(Data records)

################

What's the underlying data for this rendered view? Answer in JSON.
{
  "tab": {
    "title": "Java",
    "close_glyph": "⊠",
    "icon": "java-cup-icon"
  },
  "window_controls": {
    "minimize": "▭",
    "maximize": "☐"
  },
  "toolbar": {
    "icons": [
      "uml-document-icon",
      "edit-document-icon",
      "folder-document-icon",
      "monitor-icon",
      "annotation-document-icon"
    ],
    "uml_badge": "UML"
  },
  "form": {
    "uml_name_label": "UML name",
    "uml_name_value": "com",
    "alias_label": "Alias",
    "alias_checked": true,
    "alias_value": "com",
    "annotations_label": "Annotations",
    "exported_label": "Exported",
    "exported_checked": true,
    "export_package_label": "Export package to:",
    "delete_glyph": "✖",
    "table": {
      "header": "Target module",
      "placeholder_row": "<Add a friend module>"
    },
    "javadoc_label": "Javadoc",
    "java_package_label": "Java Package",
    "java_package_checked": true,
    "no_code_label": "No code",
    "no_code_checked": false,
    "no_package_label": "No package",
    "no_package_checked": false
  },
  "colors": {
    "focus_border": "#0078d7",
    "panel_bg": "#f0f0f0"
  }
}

################

Pull out every line of the records above that contains the word "document".

      "uml-document-icon",
      "edit-document-icon",
      "folder-document-icon",
      "annotation-document-icon"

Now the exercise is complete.